### Excerpted data
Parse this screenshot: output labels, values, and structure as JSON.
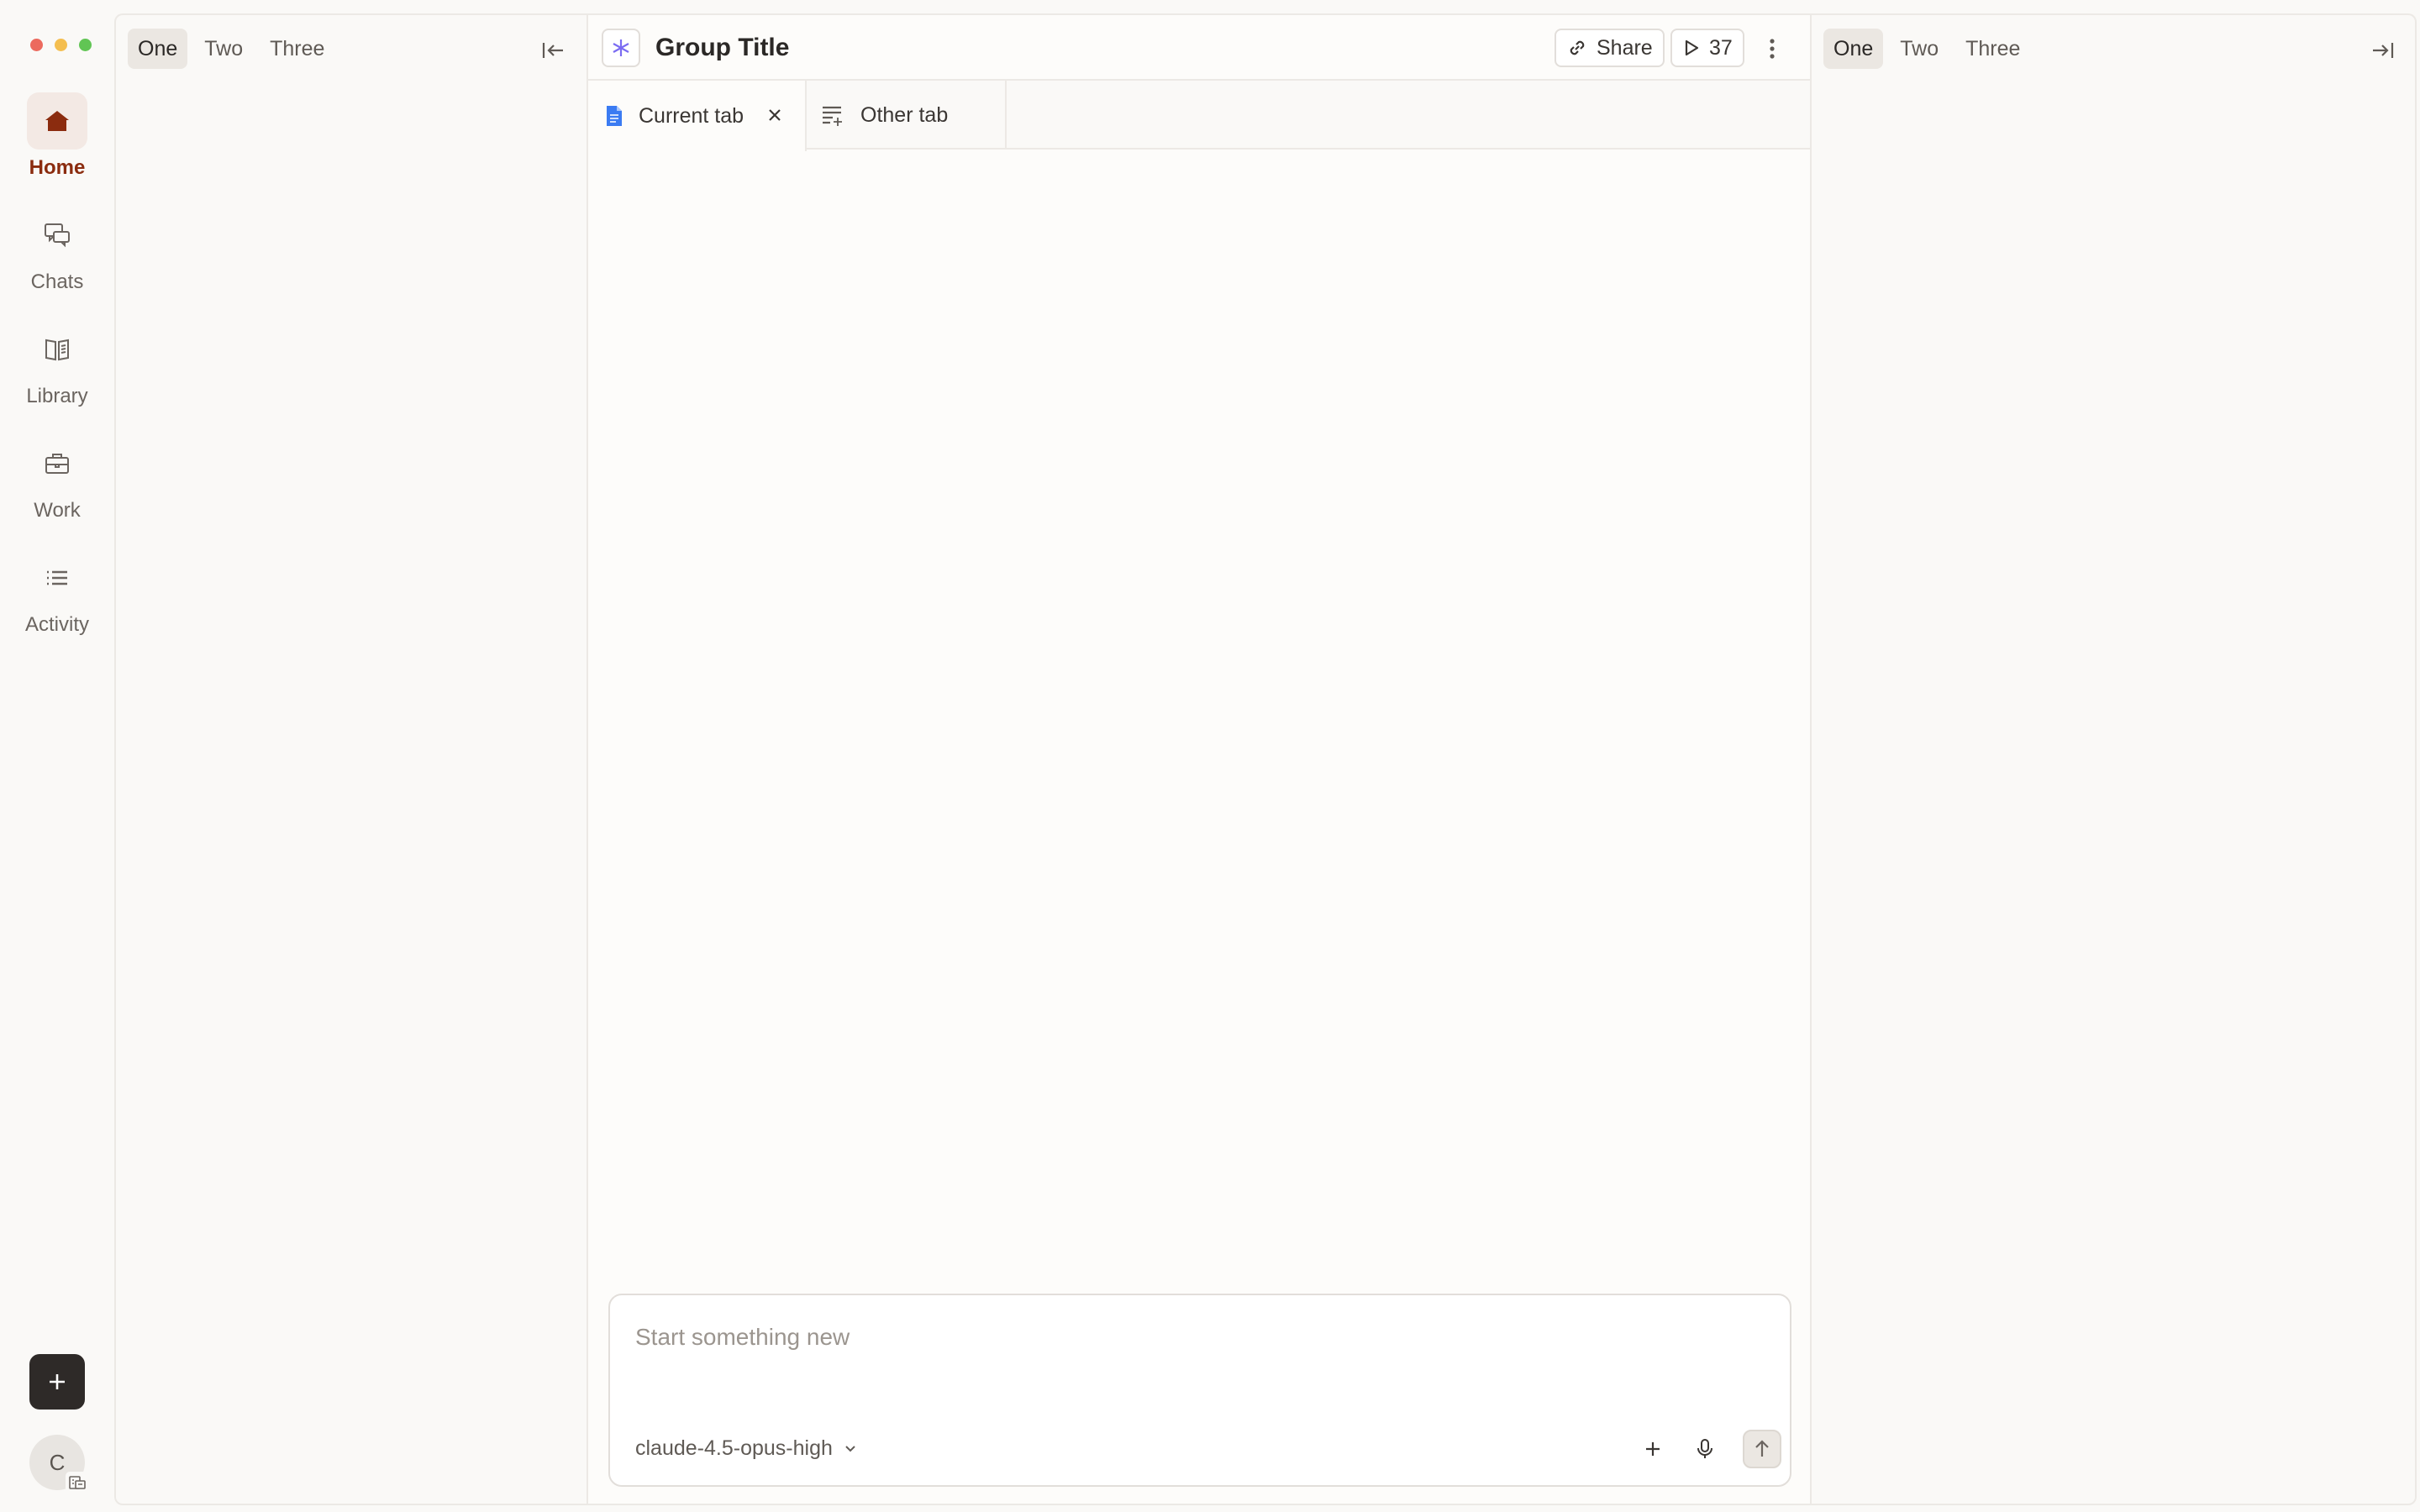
{
  "rail": {
    "nav": [
      {
        "label": "Home",
        "icon": "home-icon",
        "active": true
      },
      {
        "label": "Chats",
        "icon": "chats-icon",
        "active": false
      },
      {
        "label": "Library",
        "icon": "library-icon",
        "active": false
      },
      {
        "label": "Work",
        "icon": "briefcase-icon",
        "active": false
      },
      {
        "label": "Activity",
        "icon": "list-icon",
        "active": false
      }
    ],
    "avatar_initial": "C"
  },
  "left_panel": {
    "tabs": [
      "One",
      "Two",
      "Three"
    ],
    "active_tab": "One"
  },
  "center": {
    "group_title": "Group Title",
    "share_label": "Share",
    "run_count": "37",
    "doc_tabs": [
      {
        "label": "Current tab",
        "icon": "document-icon",
        "active": true
      },
      {
        "label": "Other tab",
        "icon": "notes-icon",
        "active": false
      }
    ],
    "composer": {
      "placeholder": "Start something new",
      "model": "claude-4.5-opus-high"
    }
  },
  "right_panel": {
    "tabs": [
      "One",
      "Two",
      "Three"
    ],
    "active_tab": "One"
  },
  "colors": {
    "accent": "#8b2c0f",
    "active_nav_bg": "#f3e9e4",
    "doc_icon_blue": "#3b7bf2",
    "group_icon_purple": "#7b6cf2"
  }
}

### Challenge
Pictures are excluded; repeat every record exactly.

### In response
Parse this screenshot: output labels, values, and structure as JSON.
{
  "rail": {
    "nav": [
      {
        "label": "Home",
        "icon": "home-icon",
        "active": true
      },
      {
        "label": "Chats",
        "icon": "chats-icon",
        "active": false
      },
      {
        "label": "Library",
        "icon": "library-icon",
        "active": false
      },
      {
        "label": "Work",
        "icon": "briefcase-icon",
        "active": false
      },
      {
        "label": "Activity",
        "icon": "list-icon",
        "active": false
      }
    ],
    "avatar_initial": "C"
  },
  "left_panel": {
    "tabs": [
      "One",
      "Two",
      "Three"
    ],
    "active_tab": "One"
  },
  "center": {
    "group_title": "Group Title",
    "share_label": "Share",
    "run_count": "37",
    "doc_tabs": [
      {
        "label": "Current tab",
        "icon": "document-icon",
        "active": true
      },
      {
        "label": "Other tab",
        "icon": "notes-icon",
        "active": false
      }
    ],
    "composer": {
      "placeholder": "Start something new",
      "model": "claude-4.5-opus-high"
    }
  },
  "right_panel": {
    "tabs": [
      "One",
      "Two",
      "Three"
    ],
    "active_tab": "One"
  },
  "colors": {
    "accent": "#8b2c0f",
    "active_nav_bg": "#f3e9e4",
    "doc_icon_blue": "#3b7bf2",
    "group_icon_purple": "#7b6cf2"
  }
}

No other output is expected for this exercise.